GIVEN INSTRUCTION | Select the lines of the records containing the word "frei" and list them.
════════
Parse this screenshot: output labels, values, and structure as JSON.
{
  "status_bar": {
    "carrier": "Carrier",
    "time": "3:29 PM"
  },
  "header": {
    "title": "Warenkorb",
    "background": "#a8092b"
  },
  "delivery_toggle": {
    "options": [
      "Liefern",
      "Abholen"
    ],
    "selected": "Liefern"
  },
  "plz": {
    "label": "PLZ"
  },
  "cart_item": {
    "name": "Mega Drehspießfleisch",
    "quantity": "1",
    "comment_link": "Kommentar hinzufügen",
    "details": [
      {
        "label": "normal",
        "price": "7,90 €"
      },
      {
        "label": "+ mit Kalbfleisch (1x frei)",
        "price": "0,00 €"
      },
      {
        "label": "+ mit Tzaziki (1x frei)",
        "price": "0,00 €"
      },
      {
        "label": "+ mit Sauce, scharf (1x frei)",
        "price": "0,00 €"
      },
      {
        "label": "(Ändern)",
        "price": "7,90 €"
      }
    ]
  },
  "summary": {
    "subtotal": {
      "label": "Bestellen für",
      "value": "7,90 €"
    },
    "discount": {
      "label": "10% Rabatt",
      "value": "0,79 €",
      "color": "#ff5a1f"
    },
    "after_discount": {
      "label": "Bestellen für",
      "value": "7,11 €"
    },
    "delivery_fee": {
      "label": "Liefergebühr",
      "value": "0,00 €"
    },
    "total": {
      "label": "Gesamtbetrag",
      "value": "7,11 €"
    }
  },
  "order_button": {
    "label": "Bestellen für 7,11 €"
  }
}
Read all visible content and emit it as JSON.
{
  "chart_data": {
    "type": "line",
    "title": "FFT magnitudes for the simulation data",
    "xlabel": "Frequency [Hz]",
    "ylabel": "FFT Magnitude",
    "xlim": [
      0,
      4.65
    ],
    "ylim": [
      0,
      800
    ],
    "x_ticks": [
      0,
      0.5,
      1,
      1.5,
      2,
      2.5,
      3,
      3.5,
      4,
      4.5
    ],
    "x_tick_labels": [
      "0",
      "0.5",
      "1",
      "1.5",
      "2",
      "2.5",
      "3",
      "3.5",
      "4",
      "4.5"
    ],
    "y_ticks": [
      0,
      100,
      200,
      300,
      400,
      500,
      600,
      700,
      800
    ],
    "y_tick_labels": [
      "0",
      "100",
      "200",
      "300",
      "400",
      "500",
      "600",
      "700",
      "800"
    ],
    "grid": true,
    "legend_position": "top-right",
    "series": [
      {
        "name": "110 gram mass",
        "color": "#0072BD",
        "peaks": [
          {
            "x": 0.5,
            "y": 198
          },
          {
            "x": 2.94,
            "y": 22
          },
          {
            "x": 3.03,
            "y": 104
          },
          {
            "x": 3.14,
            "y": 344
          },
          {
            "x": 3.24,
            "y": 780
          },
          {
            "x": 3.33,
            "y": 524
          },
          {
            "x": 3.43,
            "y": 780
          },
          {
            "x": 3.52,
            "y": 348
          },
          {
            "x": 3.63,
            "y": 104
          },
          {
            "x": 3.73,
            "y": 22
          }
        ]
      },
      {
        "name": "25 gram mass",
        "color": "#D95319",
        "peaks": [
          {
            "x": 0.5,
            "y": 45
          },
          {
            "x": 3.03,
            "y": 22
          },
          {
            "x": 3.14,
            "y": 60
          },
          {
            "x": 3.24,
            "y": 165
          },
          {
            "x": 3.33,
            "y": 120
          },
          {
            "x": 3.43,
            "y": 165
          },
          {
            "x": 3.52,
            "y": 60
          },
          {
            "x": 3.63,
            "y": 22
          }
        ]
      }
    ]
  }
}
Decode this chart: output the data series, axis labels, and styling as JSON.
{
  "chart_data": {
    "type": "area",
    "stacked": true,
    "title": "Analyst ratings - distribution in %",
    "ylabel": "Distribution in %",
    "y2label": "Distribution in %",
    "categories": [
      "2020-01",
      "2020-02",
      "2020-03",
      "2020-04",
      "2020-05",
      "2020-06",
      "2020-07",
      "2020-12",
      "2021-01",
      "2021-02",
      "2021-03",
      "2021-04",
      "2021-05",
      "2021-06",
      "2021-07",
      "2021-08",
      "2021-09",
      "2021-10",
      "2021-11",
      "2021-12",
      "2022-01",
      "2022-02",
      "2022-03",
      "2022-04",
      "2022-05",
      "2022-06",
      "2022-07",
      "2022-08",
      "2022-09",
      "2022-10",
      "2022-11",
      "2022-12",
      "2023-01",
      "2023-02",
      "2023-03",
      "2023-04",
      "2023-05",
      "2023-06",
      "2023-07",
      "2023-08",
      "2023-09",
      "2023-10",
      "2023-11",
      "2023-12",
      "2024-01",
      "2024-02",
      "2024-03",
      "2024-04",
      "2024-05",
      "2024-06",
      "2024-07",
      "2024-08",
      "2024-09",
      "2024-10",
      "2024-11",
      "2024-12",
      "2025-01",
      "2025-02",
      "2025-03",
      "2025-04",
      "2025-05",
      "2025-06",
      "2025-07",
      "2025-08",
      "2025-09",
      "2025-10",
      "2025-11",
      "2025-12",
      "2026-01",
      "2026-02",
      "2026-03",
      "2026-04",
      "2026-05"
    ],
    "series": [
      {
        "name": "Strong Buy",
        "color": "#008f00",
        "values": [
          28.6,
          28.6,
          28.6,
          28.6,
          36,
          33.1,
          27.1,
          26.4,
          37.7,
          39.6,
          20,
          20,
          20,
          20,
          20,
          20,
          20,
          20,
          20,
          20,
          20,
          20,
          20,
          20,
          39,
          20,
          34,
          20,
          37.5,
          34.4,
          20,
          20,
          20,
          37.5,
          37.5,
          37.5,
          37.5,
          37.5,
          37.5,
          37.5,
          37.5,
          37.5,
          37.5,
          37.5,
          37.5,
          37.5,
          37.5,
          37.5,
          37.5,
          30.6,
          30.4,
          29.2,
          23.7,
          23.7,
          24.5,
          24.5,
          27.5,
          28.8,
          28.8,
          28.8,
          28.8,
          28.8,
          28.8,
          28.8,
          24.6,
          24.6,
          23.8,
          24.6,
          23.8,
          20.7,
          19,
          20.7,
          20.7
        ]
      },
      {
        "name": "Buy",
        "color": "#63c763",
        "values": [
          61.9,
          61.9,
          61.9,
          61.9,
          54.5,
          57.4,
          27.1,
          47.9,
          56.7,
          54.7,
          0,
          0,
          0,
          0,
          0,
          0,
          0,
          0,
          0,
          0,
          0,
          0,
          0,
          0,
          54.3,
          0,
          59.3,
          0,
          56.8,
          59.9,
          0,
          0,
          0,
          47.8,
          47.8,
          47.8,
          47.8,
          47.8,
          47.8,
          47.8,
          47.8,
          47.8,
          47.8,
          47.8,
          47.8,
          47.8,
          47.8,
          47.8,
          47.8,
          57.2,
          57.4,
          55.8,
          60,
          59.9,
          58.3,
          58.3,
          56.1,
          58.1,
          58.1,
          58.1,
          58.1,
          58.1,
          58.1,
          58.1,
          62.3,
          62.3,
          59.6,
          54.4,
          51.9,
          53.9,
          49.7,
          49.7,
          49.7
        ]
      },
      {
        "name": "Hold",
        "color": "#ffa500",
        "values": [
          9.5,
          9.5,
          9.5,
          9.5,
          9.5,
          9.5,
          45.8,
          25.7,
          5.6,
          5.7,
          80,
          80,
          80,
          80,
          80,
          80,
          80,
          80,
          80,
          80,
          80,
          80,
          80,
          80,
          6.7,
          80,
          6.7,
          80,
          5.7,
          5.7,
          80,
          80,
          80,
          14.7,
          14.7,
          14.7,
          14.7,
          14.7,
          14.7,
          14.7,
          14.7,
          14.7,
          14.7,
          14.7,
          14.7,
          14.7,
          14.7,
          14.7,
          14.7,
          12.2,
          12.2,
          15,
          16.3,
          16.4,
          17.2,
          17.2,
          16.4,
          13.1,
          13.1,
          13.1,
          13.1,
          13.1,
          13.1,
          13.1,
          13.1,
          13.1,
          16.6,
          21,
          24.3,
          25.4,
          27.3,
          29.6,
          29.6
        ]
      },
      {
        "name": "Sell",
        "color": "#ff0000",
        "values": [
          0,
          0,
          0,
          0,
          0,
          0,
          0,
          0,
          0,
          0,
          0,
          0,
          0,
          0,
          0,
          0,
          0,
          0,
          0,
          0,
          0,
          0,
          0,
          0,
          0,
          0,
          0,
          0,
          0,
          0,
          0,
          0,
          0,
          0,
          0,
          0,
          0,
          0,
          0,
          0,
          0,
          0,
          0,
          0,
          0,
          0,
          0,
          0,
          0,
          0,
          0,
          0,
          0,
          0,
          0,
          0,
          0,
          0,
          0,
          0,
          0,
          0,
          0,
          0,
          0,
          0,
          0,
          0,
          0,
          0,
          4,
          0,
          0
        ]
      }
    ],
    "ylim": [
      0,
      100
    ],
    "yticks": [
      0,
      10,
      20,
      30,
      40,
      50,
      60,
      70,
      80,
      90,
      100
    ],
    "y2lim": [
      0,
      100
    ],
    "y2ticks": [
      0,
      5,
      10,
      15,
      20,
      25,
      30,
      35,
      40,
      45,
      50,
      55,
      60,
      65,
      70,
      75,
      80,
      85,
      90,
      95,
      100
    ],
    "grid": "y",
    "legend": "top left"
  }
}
════════
FULL SOLUTION |
        "label": "+ mit Kalbfleisch (1x frei)",
        "label": "+ mit Tzaziki (1x frei)",
        "label": "+ mit Sauce, scharf (1x frei)",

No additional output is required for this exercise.